_TASK PROMPT_: Please repeat all of the lines that follow, exactly as written.

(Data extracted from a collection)

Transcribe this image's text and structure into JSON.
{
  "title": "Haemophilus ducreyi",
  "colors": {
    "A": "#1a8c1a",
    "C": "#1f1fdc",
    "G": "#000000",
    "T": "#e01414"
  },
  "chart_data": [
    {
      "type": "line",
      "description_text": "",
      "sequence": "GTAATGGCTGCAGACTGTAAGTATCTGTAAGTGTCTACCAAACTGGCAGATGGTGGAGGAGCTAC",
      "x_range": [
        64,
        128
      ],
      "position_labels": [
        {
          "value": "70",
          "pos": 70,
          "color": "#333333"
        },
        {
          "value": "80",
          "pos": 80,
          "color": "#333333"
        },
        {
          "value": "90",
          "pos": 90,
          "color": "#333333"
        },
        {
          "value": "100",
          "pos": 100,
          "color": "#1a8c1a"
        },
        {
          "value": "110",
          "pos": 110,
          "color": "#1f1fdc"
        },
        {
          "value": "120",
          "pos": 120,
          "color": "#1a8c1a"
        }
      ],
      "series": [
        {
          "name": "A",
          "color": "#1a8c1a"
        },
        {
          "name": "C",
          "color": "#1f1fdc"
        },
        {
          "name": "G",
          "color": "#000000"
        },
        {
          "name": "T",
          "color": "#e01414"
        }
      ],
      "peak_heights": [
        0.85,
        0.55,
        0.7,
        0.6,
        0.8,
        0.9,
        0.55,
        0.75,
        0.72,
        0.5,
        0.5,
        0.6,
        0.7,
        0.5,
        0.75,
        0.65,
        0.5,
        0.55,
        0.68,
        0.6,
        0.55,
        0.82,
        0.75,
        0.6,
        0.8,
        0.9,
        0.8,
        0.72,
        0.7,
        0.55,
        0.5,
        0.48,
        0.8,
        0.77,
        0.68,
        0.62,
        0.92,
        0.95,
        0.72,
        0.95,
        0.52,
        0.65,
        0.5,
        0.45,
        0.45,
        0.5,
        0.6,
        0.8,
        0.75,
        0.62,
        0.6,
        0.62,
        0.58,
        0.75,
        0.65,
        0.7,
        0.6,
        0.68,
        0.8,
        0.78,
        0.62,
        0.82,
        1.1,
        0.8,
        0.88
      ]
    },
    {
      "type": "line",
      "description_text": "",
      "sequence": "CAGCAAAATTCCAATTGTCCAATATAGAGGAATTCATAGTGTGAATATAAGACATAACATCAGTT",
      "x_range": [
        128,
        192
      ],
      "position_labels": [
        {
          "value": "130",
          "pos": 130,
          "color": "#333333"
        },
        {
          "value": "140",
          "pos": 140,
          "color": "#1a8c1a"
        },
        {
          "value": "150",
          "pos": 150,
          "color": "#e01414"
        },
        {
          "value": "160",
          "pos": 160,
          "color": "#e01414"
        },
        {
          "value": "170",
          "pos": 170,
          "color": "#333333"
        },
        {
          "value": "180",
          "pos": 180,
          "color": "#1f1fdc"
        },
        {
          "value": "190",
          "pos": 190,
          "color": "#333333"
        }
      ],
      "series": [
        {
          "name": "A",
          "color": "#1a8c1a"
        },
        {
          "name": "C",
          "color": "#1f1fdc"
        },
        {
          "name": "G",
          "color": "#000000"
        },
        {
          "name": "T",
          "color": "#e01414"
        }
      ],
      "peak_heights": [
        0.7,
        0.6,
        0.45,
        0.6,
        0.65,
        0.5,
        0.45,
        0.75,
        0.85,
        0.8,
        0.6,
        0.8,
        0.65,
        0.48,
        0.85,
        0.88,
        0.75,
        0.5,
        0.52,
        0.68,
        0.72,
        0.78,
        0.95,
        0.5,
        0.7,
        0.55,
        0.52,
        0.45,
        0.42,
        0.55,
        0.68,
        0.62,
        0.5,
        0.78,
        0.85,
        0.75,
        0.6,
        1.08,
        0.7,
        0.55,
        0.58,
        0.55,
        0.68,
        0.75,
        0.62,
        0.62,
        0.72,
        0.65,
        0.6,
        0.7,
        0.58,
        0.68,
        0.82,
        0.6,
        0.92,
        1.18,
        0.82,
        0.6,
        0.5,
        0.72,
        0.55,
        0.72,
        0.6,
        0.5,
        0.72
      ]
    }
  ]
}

_RESPONSE BELOW_:
Transcribe this image's text and structure into JSON.
{
  "title": "Haemophilus ducreyi",
  "colors": {
    "A": "#1a8c1a",
    "C": "#1f1fdc",
    "G": "#000000",
    "T": "#e01414"
  },
  "chart_data": [
    {
      "type": "line",
      "description_text": "",
      "sequence": "GTAATGGCTGCAGACTGTAAGTATCTGTAAGTGTCTACCAAACTGGCAGATGGTGGAGGAGCTAC",
      "x_range": [
        64,
        128
      ],
      "position_labels": [
        {
          "value": "70",
          "pos": 70,
          "color": "#333333"
        },
        {
          "value": "80",
          "pos": 80,
          "color": "#333333"
        },
        {
          "value": "90",
          "pos": 90,
          "color": "#333333"
        },
        {
          "value": "100",
          "pos": 100,
          "color": "#1a8c1a"
        },
        {
          "value": "110",
          "pos": 110,
          "color": "#1f1fdc"
        },
        {
          "value": "120",
          "pos": 120,
          "color": "#1a8c1a"
        }
      ],
      "series": [
        {
          "name": "A",
          "color": "#1a8c1a"
        },
        {
          "name": "C",
          "color": "#1f1fdc"
        },
        {
          "name": "G",
          "color": "#000000"
        },
        {
          "name": "T",
          "color": "#e01414"
        }
      ],
      "peak_heights": [
        0.85,
        0.55,
        0.7,
        0.6,
        0.8,
        0.9,
        0.55,
        0.75,
        0.72,
        0.5,
        0.5,
        0.6,
        0.7,
        0.5,
        0.75,
        0.65,
        0.5,
        0.55,
        0.68,
        0.6,
        0.55,
        0.82,
        0.75,
        0.6,
        0.8,
        0.9,
        0.8,
        0.72,
        0.7,
        0.55,
        0.5,
        0.48,
        0.8,
        0.77,
        0.68,
        0.62,
        0.92,
        0.95,
        0.72,
        0.95,
        0.52,
        0.65,
        0.5,
        0.45,
        0.45,
        0.5,
        0.6,
        0.8,
        0.75,
        0.62,
        0.6,
        0.62,
        0.58,
        0.75,
        0.65,
        0.7,
        0.6,
        0.68,
        0.8,
        0.78,
        0.62,
        0.82,
        1.1,
        0.8,
        0.88
      ]
    },
    {
      "type": "line",
      "description_text": "",
      "sequence": "CAGCAAAATTCCAATTGTCCAATATAGAGGAATTCATAGTGTGAATATAAGACATAACATCAGTT",
      "x_range": [
        128,
        192
      ],
      "position_labels": [
        {
          "value": "130",
          "pos": 130,
          "color": "#333333"
        },
        {
          "value": "140",
          "pos": 140,
          "color": "#1a8c1a"
        },
        {
          "value": "150",
          "pos": 150,
          "color": "#e01414"
        },
        {
          "value": "160",
          "pos": 160,
          "color": "#e01414"
        },
        {
          "value": "170",
          "pos": 170,
          "color": "#333333"
        },
        {
          "value": "180",
          "pos": 180,
          "color": "#1f1fdc"
        },
        {
          "value": "190",
          "pos": 190,
          "color": "#333333"
        }
      ],
      "series": [
        {
          "name": "A",
          "color": "#1a8c1a"
        },
        {
          "name": "C",
          "color": "#1f1fdc"
        },
        {
          "name": "G",
          "color": "#000000"
        },
        {
          "name": "T",
          "color": "#e01414"
        }
      ],
      "peak_heights": [
        0.7,
        0.6,
        0.45,
        0.6,
        0.65,
        0.5,
        0.45,
        0.75,
        0.85,
        0.8,
        0.6,
        0.8,
        0.65,
        0.48,
        0.85,
        0.88,
        0.75,
        0.5,
        0.52,
        0.68,
        0.72,
        0.78,
        0.95,
        0.5,
        0.7,
        0.55,
        0.52,
        0.45,
        0.42,
        0.55,
        0.68,
        0.62,
        0.5,
        0.78,
        0.85,
        0.75,
        0.6,
        1.08,
        0.7,
        0.55,
        0.58,
        0.55,
        0.68,
        0.75,
        0.62,
        0.62,
        0.72,
        0.65,
        0.6,
        0.7,
        0.58,
        0.68,
        0.82,
        0.6,
        0.92,
        1.18,
        0.82,
        0.6,
        0.5,
        0.72,
        0.55,
        0.72,
        0.6,
        0.5,
        0.72
      ]
    }
  ]
}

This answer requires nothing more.